[START OF Data records]
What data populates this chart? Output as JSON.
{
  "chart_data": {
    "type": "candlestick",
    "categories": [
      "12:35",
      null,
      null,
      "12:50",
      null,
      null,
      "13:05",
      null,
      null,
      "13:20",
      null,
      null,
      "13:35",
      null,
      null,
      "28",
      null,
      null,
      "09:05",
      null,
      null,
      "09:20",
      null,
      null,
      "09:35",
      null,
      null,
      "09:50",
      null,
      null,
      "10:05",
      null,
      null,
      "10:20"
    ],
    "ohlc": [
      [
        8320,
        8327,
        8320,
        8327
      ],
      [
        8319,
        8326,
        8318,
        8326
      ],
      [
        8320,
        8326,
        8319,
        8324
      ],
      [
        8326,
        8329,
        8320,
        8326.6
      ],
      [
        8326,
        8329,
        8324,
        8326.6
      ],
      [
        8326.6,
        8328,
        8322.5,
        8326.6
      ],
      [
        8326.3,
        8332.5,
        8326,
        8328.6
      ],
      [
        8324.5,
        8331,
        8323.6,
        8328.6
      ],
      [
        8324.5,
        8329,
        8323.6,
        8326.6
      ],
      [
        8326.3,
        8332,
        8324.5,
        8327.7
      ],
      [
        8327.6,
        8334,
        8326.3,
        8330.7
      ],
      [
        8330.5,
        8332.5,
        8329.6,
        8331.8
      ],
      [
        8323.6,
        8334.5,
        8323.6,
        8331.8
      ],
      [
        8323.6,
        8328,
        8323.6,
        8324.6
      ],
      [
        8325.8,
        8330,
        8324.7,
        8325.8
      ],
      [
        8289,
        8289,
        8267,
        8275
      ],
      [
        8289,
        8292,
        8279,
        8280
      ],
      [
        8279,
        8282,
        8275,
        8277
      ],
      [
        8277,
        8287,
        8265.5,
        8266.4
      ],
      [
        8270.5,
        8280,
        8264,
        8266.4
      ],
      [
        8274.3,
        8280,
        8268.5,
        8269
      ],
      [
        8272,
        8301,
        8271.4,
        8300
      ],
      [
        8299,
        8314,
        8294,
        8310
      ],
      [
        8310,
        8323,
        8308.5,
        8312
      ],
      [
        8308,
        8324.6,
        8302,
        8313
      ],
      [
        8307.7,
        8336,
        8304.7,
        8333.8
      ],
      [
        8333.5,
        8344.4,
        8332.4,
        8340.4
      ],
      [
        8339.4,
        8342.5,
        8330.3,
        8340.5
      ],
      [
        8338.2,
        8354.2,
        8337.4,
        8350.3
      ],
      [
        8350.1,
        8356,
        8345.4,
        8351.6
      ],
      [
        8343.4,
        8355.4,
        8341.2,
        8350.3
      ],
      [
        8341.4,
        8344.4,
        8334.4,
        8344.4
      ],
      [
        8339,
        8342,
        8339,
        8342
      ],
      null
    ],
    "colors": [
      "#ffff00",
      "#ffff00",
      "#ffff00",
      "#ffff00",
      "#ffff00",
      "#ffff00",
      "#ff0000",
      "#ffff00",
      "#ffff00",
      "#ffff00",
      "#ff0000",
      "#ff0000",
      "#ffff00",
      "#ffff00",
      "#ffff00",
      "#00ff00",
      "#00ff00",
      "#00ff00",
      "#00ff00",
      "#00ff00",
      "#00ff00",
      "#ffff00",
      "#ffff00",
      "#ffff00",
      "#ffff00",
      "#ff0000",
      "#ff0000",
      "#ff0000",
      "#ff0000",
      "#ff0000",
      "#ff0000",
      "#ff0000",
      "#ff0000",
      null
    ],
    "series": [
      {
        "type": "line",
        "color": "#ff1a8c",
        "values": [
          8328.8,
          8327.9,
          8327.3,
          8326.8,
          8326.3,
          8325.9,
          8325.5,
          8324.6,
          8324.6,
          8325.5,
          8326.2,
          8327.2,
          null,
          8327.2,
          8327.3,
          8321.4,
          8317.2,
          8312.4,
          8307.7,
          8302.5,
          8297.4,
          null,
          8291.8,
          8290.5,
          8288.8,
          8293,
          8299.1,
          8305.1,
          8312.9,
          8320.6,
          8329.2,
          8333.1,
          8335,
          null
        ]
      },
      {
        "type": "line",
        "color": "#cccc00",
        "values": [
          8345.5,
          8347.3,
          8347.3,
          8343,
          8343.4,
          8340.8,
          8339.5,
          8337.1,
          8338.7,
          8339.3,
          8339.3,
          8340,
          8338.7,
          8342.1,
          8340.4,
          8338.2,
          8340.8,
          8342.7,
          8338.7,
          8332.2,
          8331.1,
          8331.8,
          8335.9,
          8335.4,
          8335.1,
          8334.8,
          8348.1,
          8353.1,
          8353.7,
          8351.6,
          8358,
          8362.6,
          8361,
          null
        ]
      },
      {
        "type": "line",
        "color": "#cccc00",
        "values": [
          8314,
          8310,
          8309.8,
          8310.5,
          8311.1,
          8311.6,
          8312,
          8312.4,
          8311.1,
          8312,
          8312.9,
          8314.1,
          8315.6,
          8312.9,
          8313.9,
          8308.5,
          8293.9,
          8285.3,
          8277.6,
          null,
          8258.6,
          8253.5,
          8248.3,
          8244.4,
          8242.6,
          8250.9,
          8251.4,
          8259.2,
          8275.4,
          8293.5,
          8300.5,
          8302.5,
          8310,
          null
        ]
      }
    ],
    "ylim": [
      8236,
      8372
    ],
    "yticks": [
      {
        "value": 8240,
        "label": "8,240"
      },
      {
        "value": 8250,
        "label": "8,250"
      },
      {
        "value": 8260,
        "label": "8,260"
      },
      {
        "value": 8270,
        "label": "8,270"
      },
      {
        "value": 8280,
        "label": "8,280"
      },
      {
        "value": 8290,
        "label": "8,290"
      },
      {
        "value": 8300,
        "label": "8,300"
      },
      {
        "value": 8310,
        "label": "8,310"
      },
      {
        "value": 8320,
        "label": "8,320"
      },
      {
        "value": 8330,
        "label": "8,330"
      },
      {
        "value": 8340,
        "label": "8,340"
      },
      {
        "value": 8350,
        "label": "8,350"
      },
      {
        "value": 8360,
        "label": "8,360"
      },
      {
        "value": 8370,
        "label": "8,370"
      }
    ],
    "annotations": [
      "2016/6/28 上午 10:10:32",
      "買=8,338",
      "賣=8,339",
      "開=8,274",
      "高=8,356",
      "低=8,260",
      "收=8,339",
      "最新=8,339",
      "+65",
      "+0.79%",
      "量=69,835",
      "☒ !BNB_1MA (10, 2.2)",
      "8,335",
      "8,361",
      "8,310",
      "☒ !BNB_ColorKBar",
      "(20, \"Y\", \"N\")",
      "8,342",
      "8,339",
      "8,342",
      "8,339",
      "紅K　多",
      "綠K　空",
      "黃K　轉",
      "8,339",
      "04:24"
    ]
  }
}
[END OF Data records]
Given problem
Take the material above and return all of it exactly.

Solution for this task
What data populates this chart? Output as JSON.
{
  "chart_data": {
    "type": "candlestick",
    "categories": [
      "12:35",
      null,
      null,
      "12:50",
      null,
      null,
      "13:05",
      null,
      null,
      "13:20",
      null,
      null,
      "13:35",
      null,
      null,
      "28",
      null,
      null,
      "09:05",
      null,
      null,
      "09:20",
      null,
      null,
      "09:35",
      null,
      null,
      "09:50",
      null,
      null,
      "10:05",
      null,
      null,
      "10:20"
    ],
    "ohlc": [
      [
        8320,
        8327,
        8320,
        8327
      ],
      [
        8319,
        8326,
        8318,
        8326
      ],
      [
        8320,
        8326,
        8319,
        8324
      ],
      [
        8326,
        8329,
        8320,
        8326.6
      ],
      [
        8326,
        8329,
        8324,
        8326.6
      ],
      [
        8326.6,
        8328,
        8322.5,
        8326.6
      ],
      [
        8326.3,
        8332.5,
        8326,
        8328.6
      ],
      [
        8324.5,
        8331,
        8323.6,
        8328.6
      ],
      [
        8324.5,
        8329,
        8323.6,
        8326.6
      ],
      [
        8326.3,
        8332,
        8324.5,
        8327.7
      ],
      [
        8327.6,
        8334,
        8326.3,
        8330.7
      ],
      [
        8330.5,
        8332.5,
        8329.6,
        8331.8
      ],
      [
        8323.6,
        8334.5,
        8323.6,
        8331.8
      ],
      [
        8323.6,
        8328,
        8323.6,
        8324.6
      ],
      [
        8325.8,
        8330,
        8324.7,
        8325.8
      ],
      [
        8289,
        8289,
        8267,
        8275
      ],
      [
        8289,
        8292,
        8279,
        8280
      ],
      [
        8279,
        8282,
        8275,
        8277
      ],
      [
        8277,
        8287,
        8265.5,
        8266.4
      ],
      [
        8270.5,
        8280,
        8264,
        8266.4
      ],
      [
        8274.3,
        8280,
        8268.5,
        8269
      ],
      [
        8272,
        8301,
        8271.4,
        8300
      ],
      [
        8299,
        8314,
        8294,
        8310
      ],
      [
        8310,
        8323,
        8308.5,
        8312
      ],
      [
        8308,
        8324.6,
        8302,
        8313
      ],
      [
        8307.7,
        8336,
        8304.7,
        8333.8
      ],
      [
        8333.5,
        8344.4,
        8332.4,
        8340.4
      ],
      [
        8339.4,
        8342.5,
        8330.3,
        8340.5
      ],
      [
        8338.2,
        8354.2,
        8337.4,
        8350.3
      ],
      [
        8350.1,
        8356,
        8345.4,
        8351.6
      ],
      [
        8343.4,
        8355.4,
        8341.2,
        8350.3
      ],
      [
        8341.4,
        8344.4,
        8334.4,
        8344.4
      ],
      [
        8339,
        8342,
        8339,
        8342
      ],
      null
    ],
    "colors": [
      "#ffff00",
      "#ffff00",
      "#ffff00",
      "#ffff00",
      "#ffff00",
      "#ffff00",
      "#ff0000",
      "#ffff00",
      "#ffff00",
      "#ffff00",
      "#ff0000",
      "#ff0000",
      "#ffff00",
      "#ffff00",
      "#ffff00",
      "#00ff00",
      "#00ff00",
      "#00ff00",
      "#00ff00",
      "#00ff00",
      "#00ff00",
      "#ffff00",
      "#ffff00",
      "#ffff00",
      "#ffff00",
      "#ff0000",
      "#ff0000",
      "#ff0000",
      "#ff0000",
      "#ff0000",
      "#ff0000",
      "#ff0000",
      "#ff0000",
      null
    ],
    "series": [
      {
        "type": "line",
        "color": "#ff1a8c",
        "values": [
          8328.8,
          8327.9,
          8327.3,
          8326.8,
          8326.3,
          8325.9,
          8325.5,
          8324.6,
          8324.6,
          8325.5,
          8326.2,
          8327.2,
          null,
          8327.2,
          8327.3,
          8321.4,
          8317.2,
          8312.4,
          8307.7,
          8302.5,
          8297.4,
          null,
          8291.8,
          8290.5,
          8288.8,
          8293,
          8299.1,
          8305.1,
          8312.9,
          8320.6,
          8329.2,
          8333.1,
          8335,
          null
        ]
      },
      {
        "type": "line",
        "color": "#cccc00",
        "values": [
          8345.5,
          8347.3,
          8347.3,
          8343,
          8343.4,
          8340.8,
          8339.5,
          8337.1,
          8338.7,
          8339.3,
          8339.3,
          8340,
          8338.7,
          8342.1,
          8340.4,
          8338.2,
          8340.8,
          8342.7,
          8338.7,
          8332.2,
          8331.1,
          8331.8,
          8335.9,
          8335.4,
          8335.1,
          8334.8,
          8348.1,
          8353.1,
          8353.7,
          8351.6,
          8358,
          8362.6,
          8361,
          null
        ]
      },
      {
        "type": "line",
        "color": "#cccc00",
        "values": [
          8314,
          8310,
          8309.8,
          8310.5,
          8311.1,
          8311.6,
          8312,
          8312.4,
          8311.1,
          8312,
          8312.9,
          8314.1,
          8315.6,
          8312.9,
          8313.9,
          8308.5,
          8293.9,
          8285.3,
          8277.6,
          null,
          8258.6,
          8253.5,
          8248.3,
          8244.4,
          8242.6,
          8250.9,
          8251.4,
          8259.2,
          8275.4,
          8293.5,
          8300.5,
          8302.5,
          8310,
          null
        ]
      }
    ],
    "ylim": [
      8236,
      8372
    ],
    "yticks": [
      {
        "value": 8240,
        "label": "8,240"
      },
      {
        "value": 8250,
        "label": "8,250"
      },
      {
        "value": 8260,
        "label": "8,260"
      },
      {
        "value": 8270,
        "label": "8,270"
      },
      {
        "value": 8280,
        "label": "8,280"
      },
      {
        "value": 8290,
        "label": "8,290"
      },
      {
        "value": 8300,
        "label": "8,300"
      },
      {
        "value": 8310,
        "label": "8,310"
      },
      {
        "value": 8320,
        "label": "8,320"
      },
      {
        "value": 8330,
        "label": "8,330"
      },
      {
        "value": 8340,
        "label": "8,340"
      },
      {
        "value": 8350,
        "label": "8,350"
      },
      {
        "value": 8360,
        "label": "8,360"
      },
      {
        "value": 8370,
        "label": "8,370"
      }
    ],
    "annotations": [
      "2016/6/28 上午 10:10:32",
      "買=8,338",
      "賣=8,339",
      "開=8,274",
      "高=8,356",
      "低=8,260",
      "收=8,339",
      "最新=8,339",
      "+65",
      "+0.79%",
      "量=69,835",
      "☒ !BNB_1MA (10, 2.2)",
      "8,335",
      "8,361",
      "8,310",
      "☒ !BNB_ColorKBar",
      "(20, \"Y\", \"N\")",
      "8,342",
      "8,339",
      "8,342",
      "8,339",
      "紅K　多",
      "綠K　空",
      "黃K　轉",
      "8,339",
      "04:24"
    ]
  }
}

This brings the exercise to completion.